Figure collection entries
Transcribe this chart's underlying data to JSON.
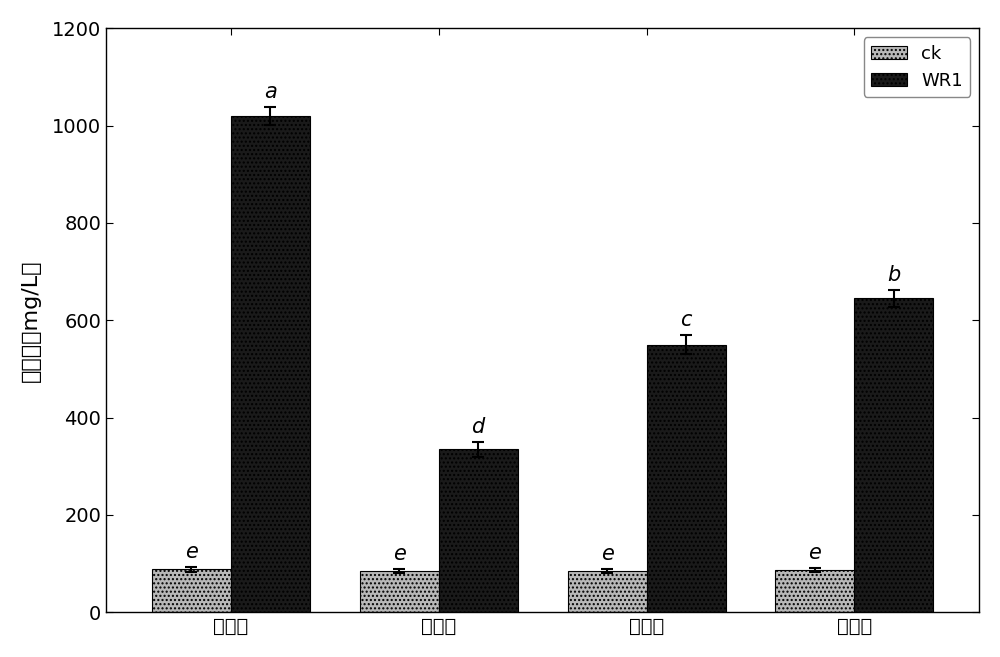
{
  "categories": [
    "磷酸钓",
    "磷酸铁",
    "磷酸锹",
    "植酸钓"
  ],
  "ck_values": [
    88,
    85,
    85,
    87
  ],
  "wr1_values": [
    1020,
    335,
    550,
    645
  ],
  "ck_errors": [
    5,
    5,
    5,
    5
  ],
  "wr1_errors": [
    18,
    15,
    20,
    18
  ],
  "ck_color": "#b8b8b8",
  "wr1_color": "#1a1a1a",
  "ck_hatch": "....",
  "wr1_hatch": "....",
  "ck_label": "ck",
  "wr1_label": "WR1",
  "ylabel": "解磷量（mg/L）",
  "ylim": [
    0,
    1200
  ],
  "yticks": [
    0,
    200,
    400,
    600,
    800,
    1000,
    1200
  ],
  "bar_width": 0.38,
  "ck_letter_labels": [
    "e",
    "e",
    "e",
    "e"
  ],
  "wr1_letter_labels": [
    "a",
    "d",
    "c",
    "b"
  ],
  "background_color": "#ffffff",
  "figure_facecolor": "#ffffff",
  "letter_fontsize": 15,
  "tick_fontsize": 14,
  "ylabel_fontsize": 16,
  "legend_fontsize": 13
}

→ **WHAT TO PRODUCE**
Every line in the data above that contains "ffffff" needs to be copied.

→ **FULL SOLUTION**
  "background_color": "#ffffff",
  "figure_facecolor": "#ffffff",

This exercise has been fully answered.